Stored entries:
»»
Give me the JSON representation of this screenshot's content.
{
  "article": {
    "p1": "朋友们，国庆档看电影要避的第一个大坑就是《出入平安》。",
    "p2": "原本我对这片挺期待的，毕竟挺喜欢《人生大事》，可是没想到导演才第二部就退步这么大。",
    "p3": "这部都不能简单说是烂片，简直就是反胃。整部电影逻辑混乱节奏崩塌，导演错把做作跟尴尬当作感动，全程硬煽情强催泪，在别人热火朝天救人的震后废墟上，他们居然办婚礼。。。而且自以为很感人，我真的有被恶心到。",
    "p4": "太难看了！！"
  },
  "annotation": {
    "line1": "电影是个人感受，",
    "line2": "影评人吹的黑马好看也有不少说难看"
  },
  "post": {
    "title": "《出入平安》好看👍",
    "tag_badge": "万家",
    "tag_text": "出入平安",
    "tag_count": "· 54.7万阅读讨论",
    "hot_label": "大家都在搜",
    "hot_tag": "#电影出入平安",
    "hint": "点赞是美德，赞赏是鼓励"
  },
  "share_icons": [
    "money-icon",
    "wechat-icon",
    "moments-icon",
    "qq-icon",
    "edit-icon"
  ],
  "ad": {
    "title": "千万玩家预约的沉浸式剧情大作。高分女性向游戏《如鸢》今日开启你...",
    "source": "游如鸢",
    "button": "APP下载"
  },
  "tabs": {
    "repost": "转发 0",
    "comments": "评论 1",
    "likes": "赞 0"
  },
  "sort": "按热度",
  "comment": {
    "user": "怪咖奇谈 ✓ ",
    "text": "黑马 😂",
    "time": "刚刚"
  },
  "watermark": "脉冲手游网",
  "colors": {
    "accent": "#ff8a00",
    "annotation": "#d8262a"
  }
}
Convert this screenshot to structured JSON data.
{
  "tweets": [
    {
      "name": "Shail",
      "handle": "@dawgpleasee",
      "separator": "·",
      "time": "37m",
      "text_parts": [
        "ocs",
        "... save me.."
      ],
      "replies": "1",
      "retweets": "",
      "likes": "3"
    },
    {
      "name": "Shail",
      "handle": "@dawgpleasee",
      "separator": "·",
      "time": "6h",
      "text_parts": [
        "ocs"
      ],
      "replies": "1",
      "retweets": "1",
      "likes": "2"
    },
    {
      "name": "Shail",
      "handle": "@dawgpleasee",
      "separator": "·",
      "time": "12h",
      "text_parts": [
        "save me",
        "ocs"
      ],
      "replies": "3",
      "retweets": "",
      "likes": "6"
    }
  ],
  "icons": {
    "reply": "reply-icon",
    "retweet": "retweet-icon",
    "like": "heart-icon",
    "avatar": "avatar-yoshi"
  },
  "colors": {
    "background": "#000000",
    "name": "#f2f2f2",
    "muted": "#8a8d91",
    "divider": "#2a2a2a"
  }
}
««
»»
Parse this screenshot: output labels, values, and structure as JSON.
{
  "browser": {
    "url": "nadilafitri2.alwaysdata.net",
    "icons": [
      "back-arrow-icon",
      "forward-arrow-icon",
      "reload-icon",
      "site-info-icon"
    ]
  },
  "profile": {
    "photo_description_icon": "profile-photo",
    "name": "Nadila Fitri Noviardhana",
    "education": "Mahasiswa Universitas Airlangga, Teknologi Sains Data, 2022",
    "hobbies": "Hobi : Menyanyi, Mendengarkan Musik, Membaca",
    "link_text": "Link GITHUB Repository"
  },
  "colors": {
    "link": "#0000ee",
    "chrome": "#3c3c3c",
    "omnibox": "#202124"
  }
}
««
▶ _WHAT TO DO_
Within the material above, find the lines that contain the word "JSON"; copy them.

▶ _RESULT OF THE EXERCISE_
Give me the JSON representation of this screenshot's content.
Convert this screenshot to structured JSON data.
Parse this screenshot: output labels, values, and structure as JSON.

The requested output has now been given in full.